- [REQUEST]: Copy word for word every line from the one containing "Find all labels, buttons, inputs, and" up to and including the one containing "y-axis-label: RBB (°C) — [22, 388, 50, 493]".

- [DATASET EXTRACT]:

— start —

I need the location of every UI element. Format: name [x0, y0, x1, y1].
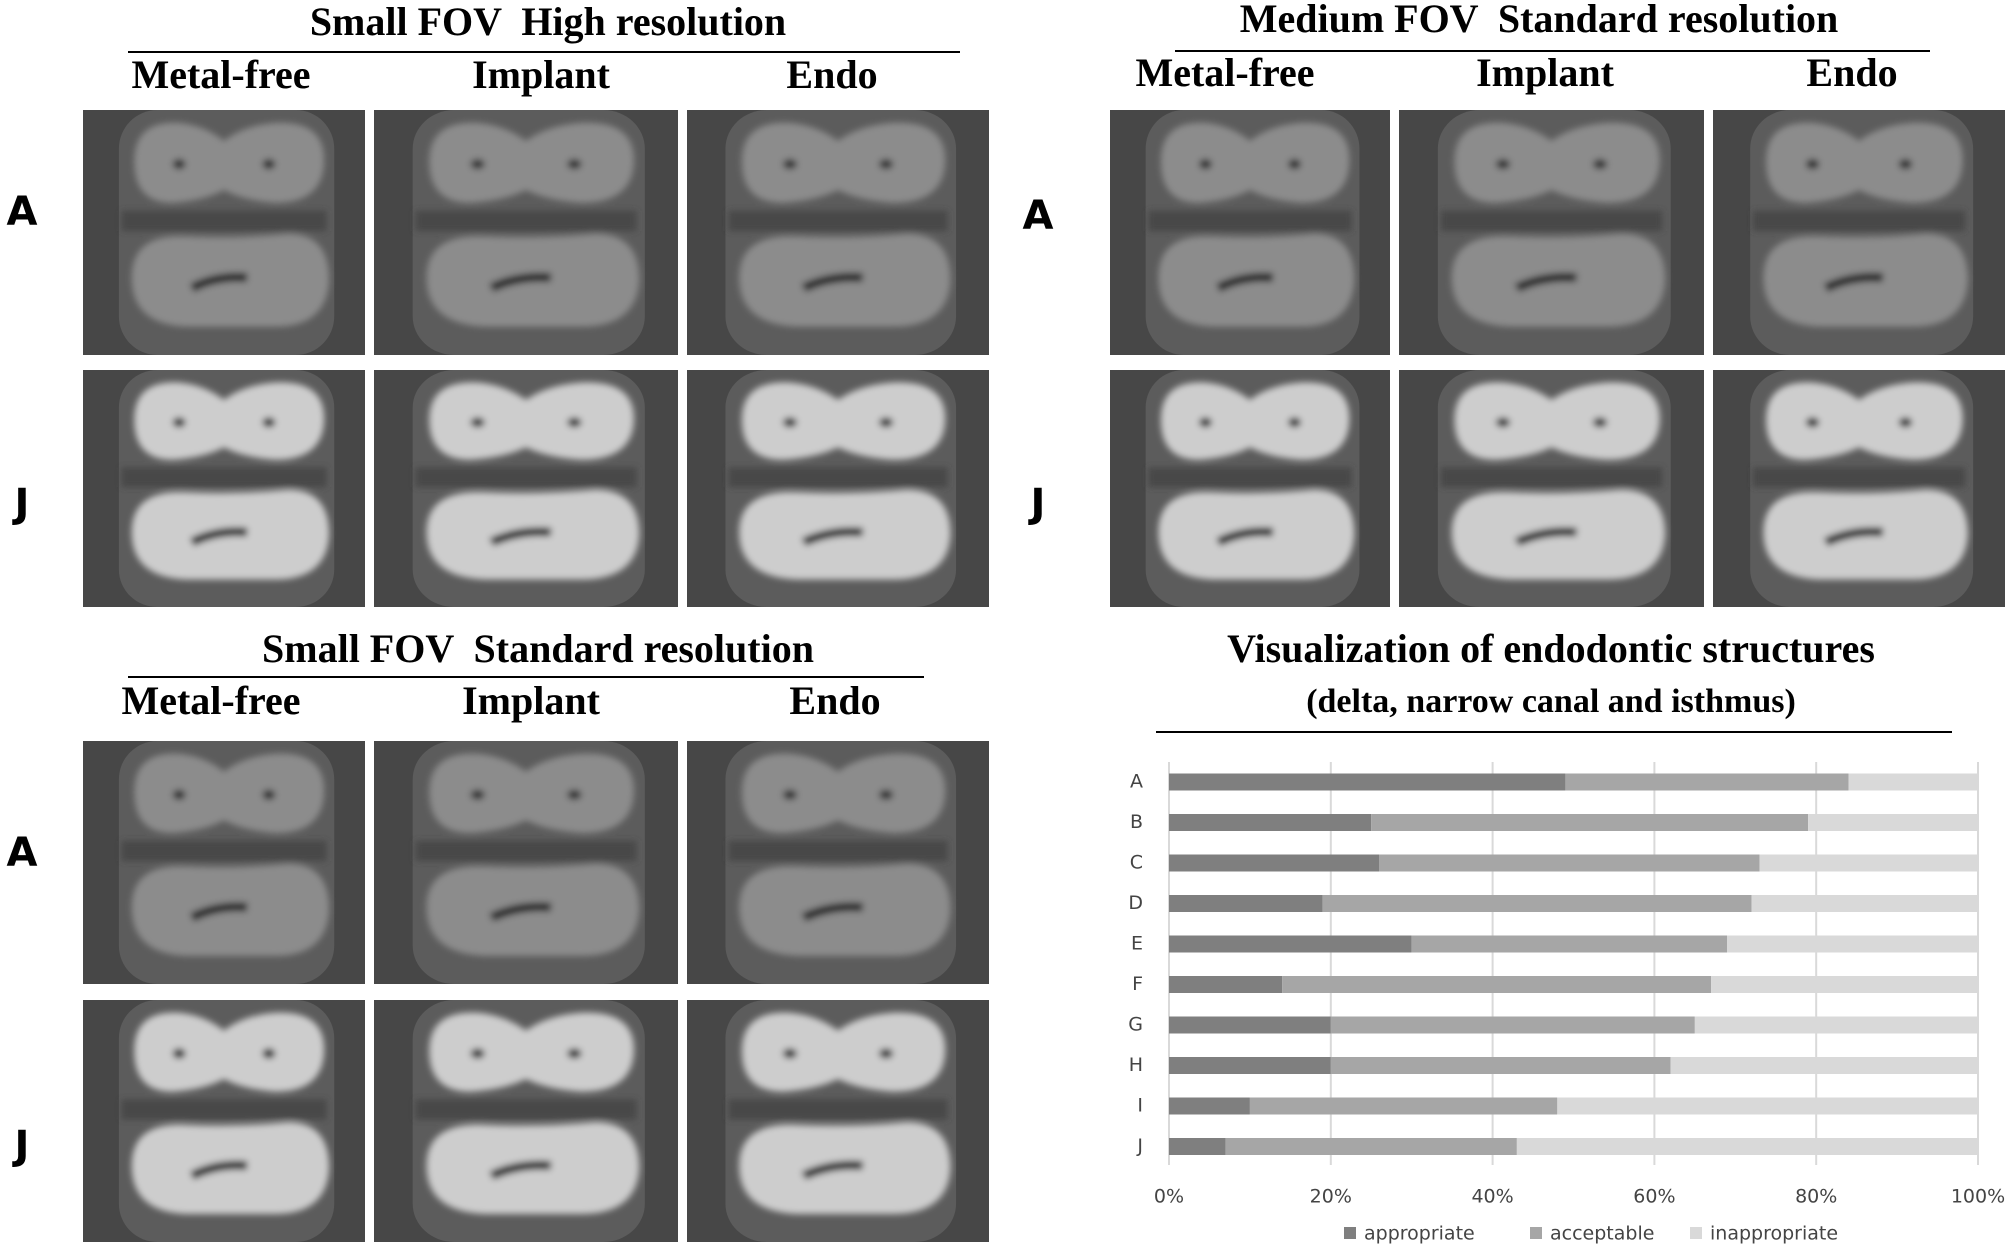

— end —
— start —

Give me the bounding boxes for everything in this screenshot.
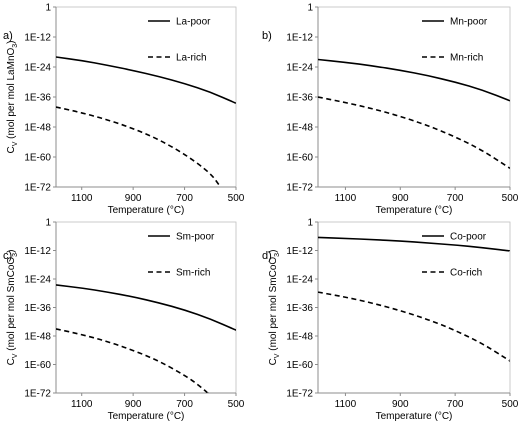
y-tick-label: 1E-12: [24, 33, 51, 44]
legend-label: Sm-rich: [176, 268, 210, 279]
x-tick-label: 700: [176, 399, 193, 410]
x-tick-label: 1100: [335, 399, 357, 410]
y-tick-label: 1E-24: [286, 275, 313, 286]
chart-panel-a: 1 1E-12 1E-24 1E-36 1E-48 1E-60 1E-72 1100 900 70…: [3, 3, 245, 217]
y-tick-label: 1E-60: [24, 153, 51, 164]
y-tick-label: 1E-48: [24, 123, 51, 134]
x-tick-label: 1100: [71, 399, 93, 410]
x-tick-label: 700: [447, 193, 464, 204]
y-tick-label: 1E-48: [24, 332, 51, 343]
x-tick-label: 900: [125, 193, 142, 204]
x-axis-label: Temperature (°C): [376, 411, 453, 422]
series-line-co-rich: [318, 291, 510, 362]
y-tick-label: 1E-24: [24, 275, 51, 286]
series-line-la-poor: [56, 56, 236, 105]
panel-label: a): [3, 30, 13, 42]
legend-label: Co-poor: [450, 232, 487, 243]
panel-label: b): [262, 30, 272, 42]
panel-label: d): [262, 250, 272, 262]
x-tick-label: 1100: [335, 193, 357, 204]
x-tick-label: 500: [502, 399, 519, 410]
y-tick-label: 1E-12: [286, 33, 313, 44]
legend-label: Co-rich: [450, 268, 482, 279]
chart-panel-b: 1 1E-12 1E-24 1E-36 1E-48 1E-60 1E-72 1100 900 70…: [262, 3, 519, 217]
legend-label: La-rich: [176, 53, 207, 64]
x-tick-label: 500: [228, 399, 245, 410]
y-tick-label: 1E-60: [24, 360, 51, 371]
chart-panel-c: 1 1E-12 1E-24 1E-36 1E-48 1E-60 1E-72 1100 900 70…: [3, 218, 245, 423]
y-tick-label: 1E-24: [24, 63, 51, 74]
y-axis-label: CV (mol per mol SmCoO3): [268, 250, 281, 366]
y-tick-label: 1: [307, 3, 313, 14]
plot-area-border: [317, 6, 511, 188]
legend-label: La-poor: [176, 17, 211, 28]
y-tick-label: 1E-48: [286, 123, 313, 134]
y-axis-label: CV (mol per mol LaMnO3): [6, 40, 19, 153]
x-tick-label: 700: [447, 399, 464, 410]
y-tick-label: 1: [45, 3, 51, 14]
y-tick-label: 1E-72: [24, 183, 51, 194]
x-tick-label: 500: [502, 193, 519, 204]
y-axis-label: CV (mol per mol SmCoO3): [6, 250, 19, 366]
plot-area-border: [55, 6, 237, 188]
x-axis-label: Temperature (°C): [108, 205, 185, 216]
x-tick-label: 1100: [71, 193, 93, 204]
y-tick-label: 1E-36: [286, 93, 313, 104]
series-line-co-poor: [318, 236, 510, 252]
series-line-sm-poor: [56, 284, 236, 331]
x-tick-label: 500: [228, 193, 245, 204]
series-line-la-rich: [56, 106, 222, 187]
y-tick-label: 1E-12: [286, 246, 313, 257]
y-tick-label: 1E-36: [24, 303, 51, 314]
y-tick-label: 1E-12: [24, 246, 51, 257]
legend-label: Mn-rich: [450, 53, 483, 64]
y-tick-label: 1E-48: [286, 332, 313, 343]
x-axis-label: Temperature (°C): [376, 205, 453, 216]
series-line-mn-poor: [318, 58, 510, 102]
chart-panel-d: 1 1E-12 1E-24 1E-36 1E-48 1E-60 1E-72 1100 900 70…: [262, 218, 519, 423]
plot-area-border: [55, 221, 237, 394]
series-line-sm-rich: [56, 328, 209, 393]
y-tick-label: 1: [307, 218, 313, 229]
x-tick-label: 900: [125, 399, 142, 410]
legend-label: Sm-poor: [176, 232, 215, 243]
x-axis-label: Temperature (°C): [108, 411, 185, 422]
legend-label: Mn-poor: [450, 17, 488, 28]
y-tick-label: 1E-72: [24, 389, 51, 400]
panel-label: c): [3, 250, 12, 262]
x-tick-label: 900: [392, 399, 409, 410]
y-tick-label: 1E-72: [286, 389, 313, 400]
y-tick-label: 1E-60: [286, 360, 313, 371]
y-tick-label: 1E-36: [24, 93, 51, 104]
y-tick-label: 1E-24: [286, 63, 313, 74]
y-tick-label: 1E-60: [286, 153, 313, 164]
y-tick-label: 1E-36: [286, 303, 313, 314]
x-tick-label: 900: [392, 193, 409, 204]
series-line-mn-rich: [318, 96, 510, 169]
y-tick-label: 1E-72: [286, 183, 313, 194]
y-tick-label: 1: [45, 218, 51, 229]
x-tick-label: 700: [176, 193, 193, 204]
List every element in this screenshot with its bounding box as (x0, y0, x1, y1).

— end —
— start —

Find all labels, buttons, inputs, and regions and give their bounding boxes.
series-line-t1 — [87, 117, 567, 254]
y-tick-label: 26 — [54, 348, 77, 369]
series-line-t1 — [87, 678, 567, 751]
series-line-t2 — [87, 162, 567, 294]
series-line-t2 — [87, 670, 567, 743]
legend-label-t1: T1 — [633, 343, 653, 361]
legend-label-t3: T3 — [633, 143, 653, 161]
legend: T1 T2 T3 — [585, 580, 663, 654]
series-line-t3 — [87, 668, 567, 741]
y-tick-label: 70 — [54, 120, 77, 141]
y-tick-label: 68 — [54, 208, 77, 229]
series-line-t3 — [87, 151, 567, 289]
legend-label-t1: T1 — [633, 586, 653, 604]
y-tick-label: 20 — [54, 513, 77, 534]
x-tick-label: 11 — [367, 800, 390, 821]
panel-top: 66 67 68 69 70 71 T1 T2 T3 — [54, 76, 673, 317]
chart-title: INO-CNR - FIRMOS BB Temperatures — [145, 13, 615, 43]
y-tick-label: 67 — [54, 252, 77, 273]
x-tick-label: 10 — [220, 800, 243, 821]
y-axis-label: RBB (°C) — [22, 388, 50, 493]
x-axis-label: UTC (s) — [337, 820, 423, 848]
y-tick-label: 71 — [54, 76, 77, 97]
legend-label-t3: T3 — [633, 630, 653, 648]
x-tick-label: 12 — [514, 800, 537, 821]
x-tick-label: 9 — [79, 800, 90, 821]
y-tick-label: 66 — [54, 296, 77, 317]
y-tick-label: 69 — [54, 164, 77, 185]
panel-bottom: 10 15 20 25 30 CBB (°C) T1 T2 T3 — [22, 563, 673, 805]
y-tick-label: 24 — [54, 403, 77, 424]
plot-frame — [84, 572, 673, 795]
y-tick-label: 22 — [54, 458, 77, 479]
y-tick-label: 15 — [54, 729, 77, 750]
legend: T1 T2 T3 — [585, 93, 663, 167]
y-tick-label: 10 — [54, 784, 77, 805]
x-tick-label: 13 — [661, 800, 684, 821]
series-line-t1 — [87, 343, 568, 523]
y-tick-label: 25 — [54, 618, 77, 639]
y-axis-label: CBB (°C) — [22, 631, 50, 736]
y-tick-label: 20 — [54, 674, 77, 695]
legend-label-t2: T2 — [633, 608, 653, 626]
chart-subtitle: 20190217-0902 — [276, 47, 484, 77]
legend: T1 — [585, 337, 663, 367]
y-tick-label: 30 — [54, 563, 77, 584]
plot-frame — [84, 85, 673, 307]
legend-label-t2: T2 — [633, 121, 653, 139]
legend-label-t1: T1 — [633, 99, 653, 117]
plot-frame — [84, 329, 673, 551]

— end —

- [RESULT BELOW]:
Find all labels, buttons, inputs, and regions and give their bounding boxes.
series-line-t1 — [87, 117, 567, 254]
y-tick-label: 26 — [54, 348, 77, 369]
series-line-t1 — [87, 678, 567, 751]
series-line-t2 — [87, 162, 567, 294]
series-line-t2 — [87, 670, 567, 743]
legend-label-t1: T1 — [633, 343, 653, 361]
legend-label-t3: T3 — [633, 143, 653, 161]
legend: T1 T2 T3 — [585, 580, 663, 654]
series-line-t3 — [87, 668, 567, 741]
y-tick-label: 70 — [54, 120, 77, 141]
y-tick-label: 68 — [54, 208, 77, 229]
series-line-t3 — [87, 151, 567, 289]
legend-label-t1: T1 — [633, 586, 653, 604]
y-tick-label: 20 — [54, 513, 77, 534]
x-tick-label: 11 — [367, 800, 390, 821]
panel-top: 66 67 68 69 70 71 T1 T2 T3 — [54, 76, 673, 317]
chart-title: INO-CNR - FIRMOS BB Temperatures — [145, 13, 615, 43]
y-tick-label: 67 — [54, 252, 77, 273]
x-tick-label: 10 — [220, 800, 243, 821]
y-axis-label: RBB (°C) — [22, 388, 50, 493]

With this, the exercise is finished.